-- start Records for processing --
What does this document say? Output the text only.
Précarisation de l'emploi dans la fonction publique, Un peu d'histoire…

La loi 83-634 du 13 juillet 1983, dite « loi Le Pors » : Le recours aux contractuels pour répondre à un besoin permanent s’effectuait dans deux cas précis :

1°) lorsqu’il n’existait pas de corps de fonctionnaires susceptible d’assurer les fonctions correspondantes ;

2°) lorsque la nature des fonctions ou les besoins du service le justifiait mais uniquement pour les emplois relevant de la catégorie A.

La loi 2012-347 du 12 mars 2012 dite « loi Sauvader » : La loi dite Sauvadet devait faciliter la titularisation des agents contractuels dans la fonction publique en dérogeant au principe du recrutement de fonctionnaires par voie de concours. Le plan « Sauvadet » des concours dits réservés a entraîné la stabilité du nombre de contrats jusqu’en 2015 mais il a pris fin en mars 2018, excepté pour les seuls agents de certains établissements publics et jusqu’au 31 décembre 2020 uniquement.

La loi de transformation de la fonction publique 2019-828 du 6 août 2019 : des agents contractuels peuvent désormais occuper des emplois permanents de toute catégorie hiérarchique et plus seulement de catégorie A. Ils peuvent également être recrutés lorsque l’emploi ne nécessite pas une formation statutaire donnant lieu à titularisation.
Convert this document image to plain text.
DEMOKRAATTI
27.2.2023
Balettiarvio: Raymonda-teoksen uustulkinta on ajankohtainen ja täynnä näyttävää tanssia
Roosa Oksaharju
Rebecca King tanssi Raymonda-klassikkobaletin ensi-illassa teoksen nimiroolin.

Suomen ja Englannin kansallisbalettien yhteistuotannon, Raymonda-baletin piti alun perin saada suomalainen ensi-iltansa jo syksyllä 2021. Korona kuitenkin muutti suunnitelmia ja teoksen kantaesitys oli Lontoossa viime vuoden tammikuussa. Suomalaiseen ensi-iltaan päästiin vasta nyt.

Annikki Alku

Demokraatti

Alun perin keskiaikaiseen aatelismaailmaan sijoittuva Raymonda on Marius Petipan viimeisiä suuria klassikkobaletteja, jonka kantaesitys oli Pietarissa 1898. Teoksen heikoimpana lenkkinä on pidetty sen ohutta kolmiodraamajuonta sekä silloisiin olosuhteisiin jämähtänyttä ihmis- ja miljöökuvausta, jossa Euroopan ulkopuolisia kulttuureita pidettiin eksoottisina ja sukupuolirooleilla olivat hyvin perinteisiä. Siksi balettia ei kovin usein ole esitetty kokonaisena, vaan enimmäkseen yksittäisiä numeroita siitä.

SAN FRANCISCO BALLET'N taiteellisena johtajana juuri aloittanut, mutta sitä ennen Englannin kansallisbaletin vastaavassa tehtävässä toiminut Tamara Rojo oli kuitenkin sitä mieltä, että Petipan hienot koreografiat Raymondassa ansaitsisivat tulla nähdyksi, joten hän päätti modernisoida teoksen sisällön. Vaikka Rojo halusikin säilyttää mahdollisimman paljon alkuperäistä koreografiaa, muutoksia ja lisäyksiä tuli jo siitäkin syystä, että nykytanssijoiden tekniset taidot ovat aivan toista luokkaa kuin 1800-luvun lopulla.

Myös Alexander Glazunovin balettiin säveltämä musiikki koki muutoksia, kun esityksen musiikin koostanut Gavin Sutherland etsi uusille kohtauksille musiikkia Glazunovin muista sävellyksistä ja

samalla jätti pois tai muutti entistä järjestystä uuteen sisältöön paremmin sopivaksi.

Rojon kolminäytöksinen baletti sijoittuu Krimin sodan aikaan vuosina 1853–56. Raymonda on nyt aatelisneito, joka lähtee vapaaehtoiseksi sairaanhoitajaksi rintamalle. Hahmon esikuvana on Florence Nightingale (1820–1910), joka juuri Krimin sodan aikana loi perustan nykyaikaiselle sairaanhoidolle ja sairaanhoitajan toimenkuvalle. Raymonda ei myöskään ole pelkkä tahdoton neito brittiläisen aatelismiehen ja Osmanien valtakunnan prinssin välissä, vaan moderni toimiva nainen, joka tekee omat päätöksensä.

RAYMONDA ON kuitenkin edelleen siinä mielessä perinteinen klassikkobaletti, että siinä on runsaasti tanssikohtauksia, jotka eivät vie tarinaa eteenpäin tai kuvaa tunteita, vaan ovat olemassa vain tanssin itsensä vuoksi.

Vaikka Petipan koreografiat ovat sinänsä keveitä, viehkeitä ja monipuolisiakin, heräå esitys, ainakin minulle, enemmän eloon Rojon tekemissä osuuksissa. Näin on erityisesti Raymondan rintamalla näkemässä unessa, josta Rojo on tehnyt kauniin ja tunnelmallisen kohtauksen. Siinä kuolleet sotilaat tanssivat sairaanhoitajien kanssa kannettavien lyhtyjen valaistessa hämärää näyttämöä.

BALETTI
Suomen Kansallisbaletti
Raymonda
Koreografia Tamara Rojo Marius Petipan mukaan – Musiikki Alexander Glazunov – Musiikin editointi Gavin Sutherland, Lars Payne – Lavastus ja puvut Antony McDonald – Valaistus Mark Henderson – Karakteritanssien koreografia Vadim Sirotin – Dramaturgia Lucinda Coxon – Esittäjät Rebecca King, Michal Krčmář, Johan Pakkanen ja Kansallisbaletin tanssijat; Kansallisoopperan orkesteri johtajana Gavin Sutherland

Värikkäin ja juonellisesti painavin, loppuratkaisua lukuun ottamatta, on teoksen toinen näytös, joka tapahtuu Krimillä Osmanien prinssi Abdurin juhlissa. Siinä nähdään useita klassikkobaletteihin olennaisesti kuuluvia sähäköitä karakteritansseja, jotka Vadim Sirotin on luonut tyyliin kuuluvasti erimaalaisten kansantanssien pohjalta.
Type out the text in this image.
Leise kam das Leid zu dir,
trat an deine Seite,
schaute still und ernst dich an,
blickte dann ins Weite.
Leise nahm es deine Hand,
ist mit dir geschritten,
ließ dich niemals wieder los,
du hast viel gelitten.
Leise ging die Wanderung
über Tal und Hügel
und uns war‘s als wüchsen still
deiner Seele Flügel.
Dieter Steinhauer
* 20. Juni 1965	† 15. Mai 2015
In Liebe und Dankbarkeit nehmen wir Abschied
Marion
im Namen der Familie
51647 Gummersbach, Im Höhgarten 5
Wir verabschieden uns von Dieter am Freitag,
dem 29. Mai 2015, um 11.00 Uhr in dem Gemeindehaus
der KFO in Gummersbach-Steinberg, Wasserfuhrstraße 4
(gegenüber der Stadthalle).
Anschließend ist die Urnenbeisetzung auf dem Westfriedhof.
-- end Records for processing --
**Given instruction**
Go through the records and gather the lines that hold "dans".

**Task result**
Précarisation de l'emploi dans la fonction publique, Un peu d'histoire…
La loi 83-634 du 13 juillet 1983, dite « loi Le Pors » : Le recours aux contractuels pour répondre à un besoin permanent s’effectuait dans deux cas précis :
La loi 2012-347 du 12 mars 2012 dite « loi Sauvader » : La loi dite Sauvadet devait faciliter la titularisation des agents contractuels dans la fonction publique en dérogeant au principe du recrutement de fonctionnaires par voie de concours. Le plan « Sauvadet » des concours dits réservés a entraîné la stabilité du nombre de contrats jusqu’en 2015 mais il a pris fin en mars 2018, excepté pour les seuls agents de certains établissements publics et jusqu’au 31 décembre 2020 uniquement.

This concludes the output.